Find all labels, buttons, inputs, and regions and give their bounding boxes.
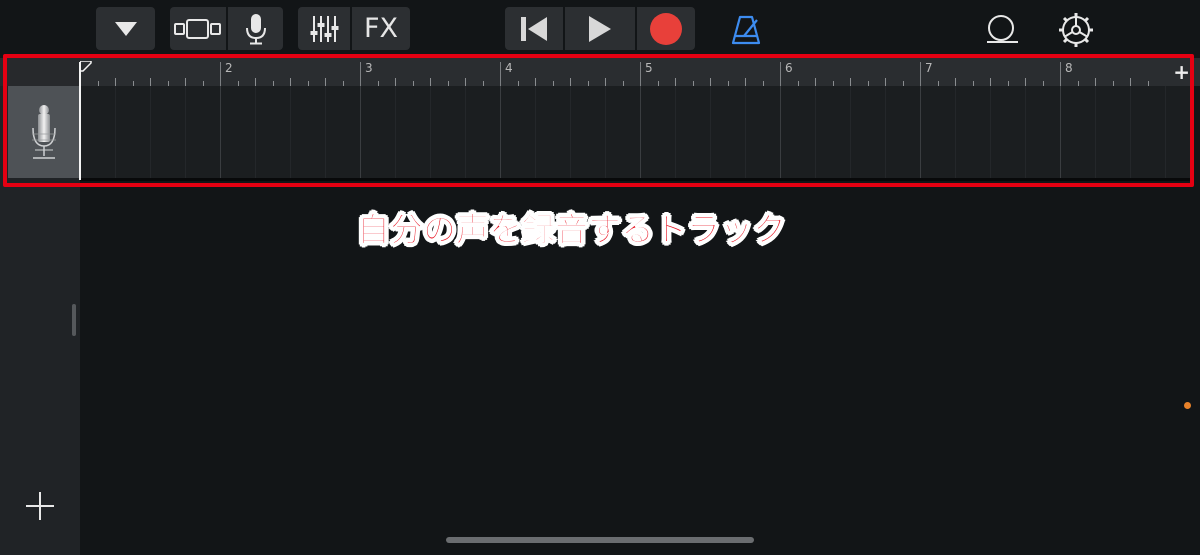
play-icon [589, 15, 611, 42]
metronome-icon [731, 15, 761, 45]
track-resize-handle[interactable] [72, 304, 76, 336]
add-track-button[interactable] [24, 490, 56, 522]
plus-icon [26, 492, 54, 520]
mixer-sliders-icon [310, 15, 339, 42]
microphone-icon [245, 13, 266, 44]
record-button[interactable] [637, 7, 695, 50]
status-dot [1184, 402, 1191, 409]
go-to-beginning-button[interactable] [505, 7, 563, 50]
play-button[interactable] [565, 7, 635, 50]
metronome-button[interactable] [728, 10, 764, 50]
loop-browser-button[interactable] [982, 10, 1022, 50]
loop-icon [987, 15, 1018, 43]
gear-icon [1059, 13, 1093, 47]
tracks-view-icon [174, 18, 221, 39]
fx-button[interactable]: FX [352, 7, 410, 50]
mixer-button[interactable] [298, 7, 350, 50]
triangle-down-icon [114, 21, 137, 36]
fx-label: FX [363, 13, 399, 44]
home-indicator[interactable] [446, 537, 754, 543]
instrument-mic-button[interactable] [228, 7, 283, 50]
record-icon [650, 12, 682, 45]
skip-back-icon [521, 16, 547, 41]
browser-toggle-button[interactable] [96, 7, 155, 50]
settings-button[interactable] [1056, 10, 1096, 50]
annotation-highlight-box [3, 54, 1194, 187]
tracks-view-button[interactable] [170, 7, 226, 50]
control-bar: FX [0, 0, 1200, 58]
annotation-caption: 自分の声を録音するトラック [357, 210, 787, 250]
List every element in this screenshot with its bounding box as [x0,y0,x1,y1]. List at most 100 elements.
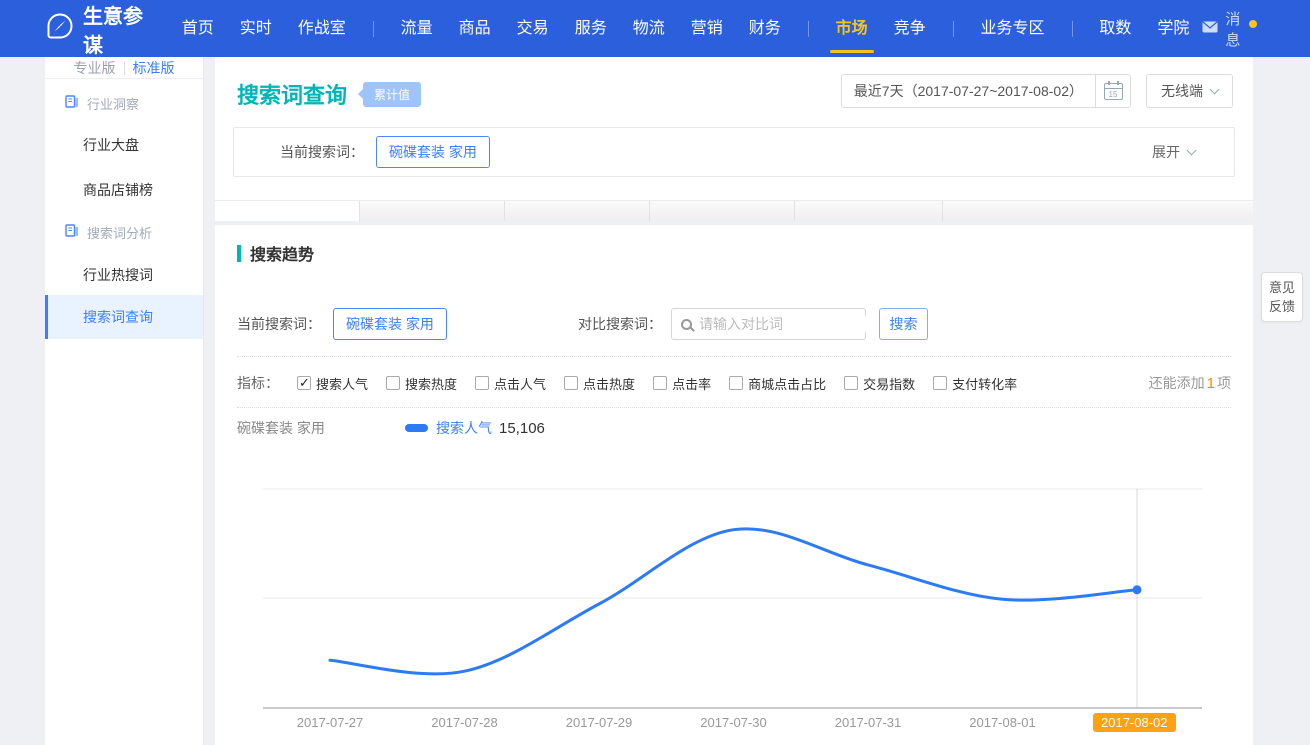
metric-checkbox-mall-click-share[interactable]: 商城点击占比 [729,374,826,393]
messages-button[interactable]: 消息 [1202,8,1248,50]
remaining-addable-hint: 还能添加1项 [1149,373,1231,393]
version-tab-pro[interactable]: 专业版 [66,58,124,78]
feedback-line2: 反馈 [1262,297,1302,316]
legend-term: 碗碟套装 家用 [237,418,405,438]
chevron-down-icon [1210,84,1220,94]
header-card: 搜索词查询 累计值 最近7天（2017-07-27~2017-08-02） 15… [215,57,1253,200]
metric-tab[interactable] [943,201,1253,221]
ledger-icon [65,95,79,111]
search-trend-card: 搜索趋势 当前搜索词： 碗碟套装 家用 对比搜索词： 搜索 指标： 搜索人气 搜… [215,225,1253,745]
x-axis-label: 2017-08-01 [943,715,1063,730]
compare-term-input[interactable] [699,316,880,332]
metric-checkbox-click-rate[interactable]: 点击率 [653,374,711,393]
brand-name: 生意参谋 [83,0,147,58]
metric-checkbox-search-heat[interactable]: 搜索热度 [386,374,457,393]
checkbox-icon [844,376,858,390]
current-term-chip[interactable]: 碗碟套装 家用 [376,136,490,168]
nav-item-home[interactable]: 首页 [169,0,227,57]
nav-group-bizzone: 业务专区 [968,0,1058,57]
metric-checkbox-click-heat[interactable]: 点击热度 [564,374,635,393]
sidebar-item-search-word-query[interactable]: 搜索词查询 [45,295,203,339]
metrics-row: 指标： 搜索人气 搜索热度 点击人气 点击热度 点击率 商城点击占比 交易指数 … [237,368,1231,398]
version-tab-standard[interactable]: 标准版 [125,58,183,78]
checkbox-icon [653,376,667,390]
metric-tab[interactable] [650,201,795,221]
nav-item-service[interactable]: 服务 [562,0,620,57]
x-axis-label: 2017-07-30 [674,715,794,730]
sidebar-item-hot-search-words[interactable]: 行业热搜词 [45,265,203,285]
metrics-label: 指标： [237,373,279,393]
nav-item-market[interactable]: 市场 [823,0,881,57]
sidebar-section-title: 搜索词分析 [87,223,152,242]
notification-dot [1249,20,1257,28]
section-accent-bar [237,245,241,262]
metric-tab[interactable] [360,201,505,221]
brand[interactable]: 生意参谋 [47,0,147,58]
nav-group-market: 市场 竞争 [823,0,939,57]
compass-logo-icon [47,13,73,45]
chart-legend: 碗碟套装 家用 搜索人气 15,106 [237,418,545,438]
sidebar-section-industry-insight: 行业洞察 [45,93,203,113]
nav-item-academy[interactable]: 学院 [1144,0,1202,57]
sidebar-section-search-analysis: 搜索词分析 [45,222,203,242]
nav-item-competition[interactable]: 竞争 [881,0,939,57]
terminal-dropdown[interactable]: 无线端 [1146,74,1233,108]
checkbox-icon [297,376,311,390]
x-axis-label: 2017-07-28 [405,715,525,730]
search-button[interactable]: 搜索 [879,308,928,340]
title-row: 搜索词查询 累计值 [237,78,421,110]
nav-item-realtime[interactable]: 实时 [227,0,285,57]
nav-item-bizzone[interactable]: 业务专区 [968,0,1058,57]
nav-group-tools: 取数 学院 [1086,0,1202,57]
metric-checkbox-search-popularity[interactable]: 搜索人气 [297,374,368,393]
section-title: 搜索趋势 [250,241,314,265]
metric-checkbox-pay-conversion[interactable]: 支付转化率 [933,374,1017,393]
checkbox-icon [475,376,489,390]
current-search-term-panel: 当前搜索词： 碗碟套装 家用 展开 [233,127,1235,177]
nav-divider [1072,21,1073,37]
nav-divider [953,21,954,37]
nav-item-marketing[interactable]: 营销 [678,0,736,57]
chevron-down-icon [1187,145,1197,155]
divider [237,356,1231,357]
sidebar-item-industry-board[interactable]: 行业大盘 [45,135,203,155]
date-range-text: 最近7天（2017-07-27~2017-08-02） [842,81,1095,101]
metric-tab[interactable] [215,201,360,221]
expand-button[interactable]: 展开 [1152,142,1195,162]
compare-input-box [671,308,866,340]
metric-tab[interactable] [505,201,650,221]
x-axis-label-highlighted: 2017-08-02 [1093,713,1176,732]
trend-chart: 2017-07-27 2017-07-28 2017-07-29 2017-07-30… [215,480,1253,745]
section-header: 搜索趋势 [237,241,314,265]
nav-item-finance[interactable]: 财务 [736,0,794,57]
nav-item-warroom[interactable]: 作战室 [285,0,359,57]
legend-line-swatch [405,424,428,432]
nav-item-logistics[interactable]: 物流 [620,0,678,57]
x-axis-label: 2017-07-29 [539,715,659,730]
date-range-picker[interactable]: 最近7天（2017-07-27~2017-08-02） 15 [841,74,1131,108]
trend-chart-svg [215,480,1253,740]
metric-checkbox-trade-index[interactable]: 交易指数 [844,374,915,393]
nav-item-goods[interactable]: 商品 [446,0,504,57]
feedback-button[interactable]: 意见 反馈 [1261,272,1303,322]
sidebar-item-product-shop-rank[interactable]: 商品店铺榜 [45,180,203,200]
x-axis-label: 2017-07-31 [808,715,928,730]
version-switcher: 专业版 标准版 [45,57,203,79]
messages-label: 消息 [1225,8,1248,50]
current-term-chip[interactable]: 碗碟套装 家用 [333,308,447,340]
current-term-label: 当前搜索词： [280,142,364,162]
nav-item-trade[interactable]: 交易 [504,0,562,57]
remaining-count: 1 [1205,375,1217,392]
nav-item-data-fetch[interactable]: 取数 [1086,0,1144,57]
current-term-group: 当前搜索词： 碗碟套装 家用 [237,308,447,340]
sidebar-section-title: 行业洞察 [87,94,139,113]
term-compare-row: 当前搜索词： 碗碟套装 家用 对比搜索词： 搜索 [237,308,1231,342]
metric-tab[interactable] [795,201,943,221]
legend-metric-name: 搜索人气 [436,418,492,438]
metric-checkbox-click-popularity[interactable]: 点击人气 [475,374,546,393]
nav-item-traffic[interactable]: 流量 [388,0,446,57]
top-nav: 生意参谋 首页 实时 作战室 流量 商品 交易 服务 物流 营销 财务 市场 竞… [0,0,1310,57]
x-axis-label: 2017-07-27 [270,715,390,730]
calendar-button[interactable]: 15 [1096,83,1130,100]
search-icon [681,319,692,330]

# [WRITTEN EXERCISE]
Rewrite the items from the line containing "play-icon [589, 15, 611, 42]" through the line containing "control-bar: FX [0, 0, 1200, 58]", replacing "metronome" with "tempo" and leaving everything else unchanged. Return only those lines.

# [ANSWER TO THE PROBLEM]
play-icon [589, 15, 611, 42]
tempo-icon [731, 15, 761, 45]
track-resize-handle[interactable] [72, 304, 76, 336]
add-track-button[interactable] [24, 490, 56, 522]
plus-icon [26, 492, 54, 520]
mixer-sliders-icon [310, 15, 339, 42]
microphone-icon [245, 13, 266, 44]
record-button[interactable] [637, 7, 695, 50]
status-dot [1184, 402, 1191, 409]
go-to-beginning-button[interactable] [505, 7, 563, 50]
play-button[interactable] [565, 7, 635, 50]
tempo-button[interactable] [728, 10, 764, 50]
loop-browser-button[interactable] [982, 10, 1022, 50]
loop-icon [987, 15, 1018, 43]
gear-icon [1059, 13, 1093, 47]
tracks-view-icon [174, 18, 221, 39]
fx-button[interactable]: FX [352, 7, 410, 50]
mixer-button[interactable] [298, 7, 350, 50]
triangle-down-icon [114, 21, 137, 36]
fx-label: FX [363, 13, 399, 44]
home-indicator[interactable] [446, 537, 754, 543]
instrument-mic-button[interactable] [228, 7, 283, 50]
record-icon [650, 12, 682, 45]
skip-back-icon [521, 16, 547, 41]
browser-toggle-button[interactable] [96, 7, 155, 50]
settings-button[interactable] [1056, 10, 1096, 50]
annotation-highlight-box [3, 54, 1194, 187]
tracks-view-button[interactable] [170, 7, 226, 50]
control-bar: FX [0, 0, 1200, 58]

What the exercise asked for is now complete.